GIVEN TASK » Each line containing the word "mention" must be reported.

EXERCISE INPUT »

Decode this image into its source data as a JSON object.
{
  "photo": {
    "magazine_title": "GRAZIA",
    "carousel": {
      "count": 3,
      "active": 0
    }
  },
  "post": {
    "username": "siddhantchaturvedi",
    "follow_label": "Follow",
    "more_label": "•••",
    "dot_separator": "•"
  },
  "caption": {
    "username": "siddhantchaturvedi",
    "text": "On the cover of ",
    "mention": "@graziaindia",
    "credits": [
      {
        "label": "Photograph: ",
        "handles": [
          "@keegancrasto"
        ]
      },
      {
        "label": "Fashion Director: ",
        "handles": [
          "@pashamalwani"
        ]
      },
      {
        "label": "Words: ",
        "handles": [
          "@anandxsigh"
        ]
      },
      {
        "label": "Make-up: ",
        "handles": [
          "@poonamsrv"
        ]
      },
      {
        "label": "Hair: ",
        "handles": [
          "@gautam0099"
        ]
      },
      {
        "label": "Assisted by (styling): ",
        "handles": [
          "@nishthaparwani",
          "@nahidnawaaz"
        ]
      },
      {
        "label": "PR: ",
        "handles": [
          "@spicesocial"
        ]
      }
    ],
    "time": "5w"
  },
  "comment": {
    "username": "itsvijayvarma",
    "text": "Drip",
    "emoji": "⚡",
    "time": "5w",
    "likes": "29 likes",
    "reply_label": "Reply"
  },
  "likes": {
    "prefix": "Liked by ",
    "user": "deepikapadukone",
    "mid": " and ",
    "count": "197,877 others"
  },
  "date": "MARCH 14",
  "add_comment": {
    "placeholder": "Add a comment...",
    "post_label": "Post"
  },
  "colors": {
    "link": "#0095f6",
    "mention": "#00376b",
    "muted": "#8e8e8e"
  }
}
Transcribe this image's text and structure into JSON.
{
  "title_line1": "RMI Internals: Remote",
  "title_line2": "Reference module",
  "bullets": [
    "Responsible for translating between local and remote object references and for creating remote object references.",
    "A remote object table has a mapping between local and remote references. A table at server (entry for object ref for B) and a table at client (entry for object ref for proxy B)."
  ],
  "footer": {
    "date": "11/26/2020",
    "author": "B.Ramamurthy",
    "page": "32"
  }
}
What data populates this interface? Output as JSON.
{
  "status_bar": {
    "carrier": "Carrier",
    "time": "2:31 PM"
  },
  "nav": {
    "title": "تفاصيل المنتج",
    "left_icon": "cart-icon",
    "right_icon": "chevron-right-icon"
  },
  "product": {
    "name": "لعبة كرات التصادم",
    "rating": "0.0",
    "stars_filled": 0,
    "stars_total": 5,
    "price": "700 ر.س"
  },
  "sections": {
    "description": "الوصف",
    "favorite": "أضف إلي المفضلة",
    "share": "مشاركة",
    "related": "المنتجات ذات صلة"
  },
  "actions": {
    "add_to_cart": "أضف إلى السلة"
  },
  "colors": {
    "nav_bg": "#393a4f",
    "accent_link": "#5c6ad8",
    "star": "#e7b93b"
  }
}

EXERCISE RESPONSE »
    "mention": "@graziaindia",
    "mention": "#00376b",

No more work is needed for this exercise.